** begin **
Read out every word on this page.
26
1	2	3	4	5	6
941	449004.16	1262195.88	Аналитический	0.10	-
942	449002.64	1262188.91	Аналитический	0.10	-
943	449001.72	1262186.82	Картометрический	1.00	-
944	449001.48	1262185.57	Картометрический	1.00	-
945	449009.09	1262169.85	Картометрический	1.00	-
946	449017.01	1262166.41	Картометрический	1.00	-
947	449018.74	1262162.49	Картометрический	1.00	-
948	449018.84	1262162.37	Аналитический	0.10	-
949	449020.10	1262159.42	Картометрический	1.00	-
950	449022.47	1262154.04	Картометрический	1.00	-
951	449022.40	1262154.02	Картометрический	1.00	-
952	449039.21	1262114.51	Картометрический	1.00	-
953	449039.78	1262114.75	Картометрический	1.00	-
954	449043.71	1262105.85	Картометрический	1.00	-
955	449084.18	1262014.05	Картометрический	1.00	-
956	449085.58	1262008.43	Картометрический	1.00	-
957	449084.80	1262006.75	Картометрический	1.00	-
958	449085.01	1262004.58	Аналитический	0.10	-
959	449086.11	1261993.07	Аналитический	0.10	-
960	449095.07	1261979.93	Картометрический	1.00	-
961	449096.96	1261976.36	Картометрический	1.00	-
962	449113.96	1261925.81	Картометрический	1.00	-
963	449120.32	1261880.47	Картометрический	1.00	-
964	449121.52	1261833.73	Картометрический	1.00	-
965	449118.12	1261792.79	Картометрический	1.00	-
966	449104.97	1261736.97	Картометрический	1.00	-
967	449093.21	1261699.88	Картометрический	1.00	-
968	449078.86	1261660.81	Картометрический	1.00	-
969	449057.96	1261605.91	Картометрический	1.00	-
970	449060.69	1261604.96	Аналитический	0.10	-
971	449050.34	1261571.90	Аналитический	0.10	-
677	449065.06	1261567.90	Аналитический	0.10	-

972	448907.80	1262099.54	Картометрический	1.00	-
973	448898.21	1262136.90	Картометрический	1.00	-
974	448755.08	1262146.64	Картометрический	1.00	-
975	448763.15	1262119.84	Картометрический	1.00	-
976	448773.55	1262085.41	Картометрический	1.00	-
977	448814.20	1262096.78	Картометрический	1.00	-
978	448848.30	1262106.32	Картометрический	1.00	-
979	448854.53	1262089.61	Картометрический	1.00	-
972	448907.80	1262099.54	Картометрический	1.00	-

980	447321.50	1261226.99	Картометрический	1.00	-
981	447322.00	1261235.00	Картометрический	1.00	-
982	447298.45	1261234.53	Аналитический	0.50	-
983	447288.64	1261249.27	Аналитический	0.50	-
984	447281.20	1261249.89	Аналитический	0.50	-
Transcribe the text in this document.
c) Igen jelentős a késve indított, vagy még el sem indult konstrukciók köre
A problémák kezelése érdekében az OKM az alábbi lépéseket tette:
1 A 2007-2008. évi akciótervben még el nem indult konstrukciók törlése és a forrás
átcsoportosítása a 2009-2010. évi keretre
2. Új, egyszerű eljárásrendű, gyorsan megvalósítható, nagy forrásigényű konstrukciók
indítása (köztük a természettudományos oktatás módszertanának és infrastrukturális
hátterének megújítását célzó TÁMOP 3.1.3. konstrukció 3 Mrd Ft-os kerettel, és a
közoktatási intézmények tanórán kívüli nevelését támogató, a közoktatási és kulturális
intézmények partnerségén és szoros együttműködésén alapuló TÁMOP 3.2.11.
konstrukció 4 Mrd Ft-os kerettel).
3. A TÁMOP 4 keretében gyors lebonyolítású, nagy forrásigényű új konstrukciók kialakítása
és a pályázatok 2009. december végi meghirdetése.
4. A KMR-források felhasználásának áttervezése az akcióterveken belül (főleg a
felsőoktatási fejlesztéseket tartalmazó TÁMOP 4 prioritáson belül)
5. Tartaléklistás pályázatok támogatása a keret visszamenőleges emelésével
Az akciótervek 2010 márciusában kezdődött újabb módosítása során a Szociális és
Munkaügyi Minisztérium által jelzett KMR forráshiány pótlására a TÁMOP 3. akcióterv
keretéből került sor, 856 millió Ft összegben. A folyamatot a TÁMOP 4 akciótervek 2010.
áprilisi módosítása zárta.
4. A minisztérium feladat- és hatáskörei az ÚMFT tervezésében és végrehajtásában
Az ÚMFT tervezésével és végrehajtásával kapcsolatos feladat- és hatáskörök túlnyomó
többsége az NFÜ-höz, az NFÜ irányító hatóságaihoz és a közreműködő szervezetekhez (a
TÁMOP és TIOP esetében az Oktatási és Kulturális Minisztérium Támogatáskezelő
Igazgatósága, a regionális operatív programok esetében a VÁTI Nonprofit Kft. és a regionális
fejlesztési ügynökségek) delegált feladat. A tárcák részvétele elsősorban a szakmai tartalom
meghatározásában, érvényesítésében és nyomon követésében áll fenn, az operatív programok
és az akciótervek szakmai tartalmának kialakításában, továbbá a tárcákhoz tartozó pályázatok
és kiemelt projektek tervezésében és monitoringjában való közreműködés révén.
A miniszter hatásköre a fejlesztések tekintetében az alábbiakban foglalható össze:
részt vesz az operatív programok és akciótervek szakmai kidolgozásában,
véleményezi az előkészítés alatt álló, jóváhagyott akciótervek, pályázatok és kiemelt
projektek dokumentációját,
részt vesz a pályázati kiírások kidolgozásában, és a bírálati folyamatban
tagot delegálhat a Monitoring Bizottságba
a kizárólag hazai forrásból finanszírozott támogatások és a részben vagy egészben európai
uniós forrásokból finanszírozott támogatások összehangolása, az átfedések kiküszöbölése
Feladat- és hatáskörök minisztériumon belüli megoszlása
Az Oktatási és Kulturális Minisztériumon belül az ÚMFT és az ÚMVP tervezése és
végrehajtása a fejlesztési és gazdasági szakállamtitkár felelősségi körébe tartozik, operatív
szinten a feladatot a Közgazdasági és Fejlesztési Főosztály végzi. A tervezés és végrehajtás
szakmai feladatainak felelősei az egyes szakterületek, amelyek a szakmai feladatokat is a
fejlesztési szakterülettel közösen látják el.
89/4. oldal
** end **
Output all records verbatim.

THE REPLY:
Read out every word on this page.
26
1	2	3	4	5	6
941	449004.16	1262195.88	Аналитический	0.10	-
942	449002.64	1262188.91	Аналитический	0.10	-
943	449001.72	1262186.82	Картометрический	1.00	-
944	449001.48	1262185.57	Картометрический	1.00	-
945	449009.09	1262169.85	Картометрический	1.00	-
946	449017.01	1262166.41	Картометрический	1.00	-
947	449018.74	1262162.49	Картометрический	1.00	-
948	449018.84	1262162.37	Аналитический	0.10	-
949	449020.10	1262159.42	Картометрический	1.00	-
950	449022.47	1262154.04	Картометрический	1.00	-
951	449022.40	1262154.02	Картометрический	1.00	-
952	449039.21	1262114.51	Картометрический	1.00	-
953	449039.78	1262114.75	Картометрический	1.00	-
954	449043.71	1262105.85	Картометрический	1.00	-
955	449084.18	1262014.05	Картометрический	1.00	-
956	449085.58	1262008.43	Картометрический	1.00	-
957	449084.80	1262006.75	Картометрический	1.00	-
958	449085.01	1262004.58	Аналитический	0.10	-
959	449086.11	1261993.07	Аналитический	0.10	-
960	449095.07	1261979.93	Картометрический	1.00	-
961	449096.96	1261976.36	Картометрический	1.00	-
962	449113.96	1261925.81	Картометрический	1.00	-
963	449120.32	1261880.47	Картометрический	1.00	-
964	449121.52	1261833.73	Картометрический	1.00	-
965	449118.12	1261792.79	Картометрический	1.00	-
966	449104.97	1261736.97	Картометрический	1.00	-
967	449093.21	1261699.88	Картометрический	1.00	-
968	449078.86	1261660.81	Картометрический	1.00	-
969	449057.96	1261605.91	Картометрический	1.00	-
970	449060.69	1261604.96	Аналитический	0.10	-
971	449050.34	1261571.90	Аналитический	0.10	-
677	449065.06	1261567.90	Аналитический	0.10	-

972	448907.80	1262099.54	Картометрический	1.00	-
973	448898.21	1262136.90	Картометрический	1.00	-
974	448755.08	1262146.64	Картометрический	1.00	-
975	448763.15	1262119.84	Картометрический	1.00	-
976	448773.55	1262085.41	Картометрический	1.00	-
977	448814.20	1262096.78	Картометрический	1.00	-
978	448848.30	1262106.32	Картометрический	1.00	-
979	448854.53	1262089.61	Картометрический	1.00	-
972	448907.80	1262099.54	Картометрический	1.00	-

980	447321.50	1261226.99	Картометрический	1.00	-
981	447322.00	1261235.00	Картометрический	1.00	-
982	447298.45	1261234.53	Аналитический	0.50	-
983	447288.64	1261249.27	Аналитический	0.50	-
984	447281.20	1261249.89	Аналитический	0.50	-
Transcribe the text in this document.
c) Igen jelentős a késve indított, vagy még el sem indult konstrukciók köre
A problémák kezelése érdekében az OKM az alábbi lépéseket tette:
1 A 2007-2008. évi akciótervben még el nem indult konstrukciók törlése és a forrás
átcsoportosítása a 2009-2010. évi keretre
2. Új, egyszerű eljárásrendű, gyorsan megvalósítható, nagy forrásigényű konstrukciók
indítása (köztük a természettudományos oktatás módszertanának és infrastrukturális
hátterének megújítását célzó TÁMOP 3.1.3. konstrukció 3 Mrd Ft-os kerettel, és a
közoktatási intézmények tanórán kívüli nevelését támogató, a közoktatási és kulturális
intézmények partnerségén és szoros együttműködésén alapuló TÁMOP 3.2.11.
konstrukció 4 Mrd Ft-os kerettel).
3. A TÁMOP 4 keretében gyors lebonyolítású, nagy forrásigényű új konstrukciók kialakítása
és a pályázatok 2009. december végi meghirdetése.
4. A KMR-források felhasználásának áttervezése az akcióterveken belül (főleg a
felsőoktatási fejlesztéseket tartalmazó TÁMOP 4 prioritáson belül)
5. Tartaléklistás pályázatok támogatása a keret visszamenőleges emelésével
Az akciótervek 2010 márciusában kezdődött újabb módosítása során a Szociális és
Munkaügyi Minisztérium által jelzett KMR forráshiány pótlására a TÁMOP 3. akcióterv
keretéből került sor, 856 millió Ft összegben. A folyamatot a TÁMOP 4 akciótervek 2010.
áprilisi módosítása zárta.
4. A minisztérium feladat- és hatáskörei az ÚMFT tervezésében és végrehajtásában
Az ÚMFT tervezésével és végrehajtásával kapcsolatos feladat- és hatáskörök túlnyomó
többsége az NFÜ-höz, az NFÜ irányító hatóságaihoz és a közreműködő szervezetekhez (a
TÁMOP és TIOP esetében az Oktatási és Kulturális Minisztérium Támogatáskezelő
Igazgatósága, a regionális operatív programok esetében a VÁTI Nonprofit Kft. és a regionális
fejlesztési ügynökségek) delegált feladat. A tárcák részvétele elsősorban a szakmai tartalom
meghatározásában, érvényesítésében és nyomon követésében áll fenn, az operatív programok
és az akciótervek szakmai tartalmának kialakításában, továbbá a tárcákhoz tartozó pályázatok
és kiemelt projektek tervezésében és monitoringjában való közreműködés révén.
A miniszter hatásköre a fejlesztések tekintetében az alábbiakban foglalható össze:
részt vesz az operatív programok és akciótervek szakmai kidolgozásában,
véleményezi az előkészítés alatt álló, jóváhagyott akciótervek, pályázatok és kiemelt
projektek dokumentációját,
részt vesz a pályázati kiírások kidolgozásában, és a bírálati folyamatban
tagot delegálhat a Monitoring Bizottságba
a kizárólag hazai forrásból finanszírozott támogatások és a részben vagy egészben európai
uniós forrásokból finanszírozott támogatások összehangolása, az átfedések kiküszöbölése
Feladat- és hatáskörök minisztériumon belüli megoszlása
Az Oktatási és Kulturális Minisztériumon belül az ÚMFT és az ÚMVP tervezése és
végrehajtása a fejlesztési és gazdasági szakállamtitkár felelősségi körébe tartozik, operatív
szinten a feladatot a Közgazdasági és Fejlesztési Főosztály végzi. A tervezés és végrehajtás
szakmai feladatainak felelősei az egyes szakterületek, amelyek a szakmai feladatokat is a
fejlesztési szakterülettel közösen látják el.
89/4. oldal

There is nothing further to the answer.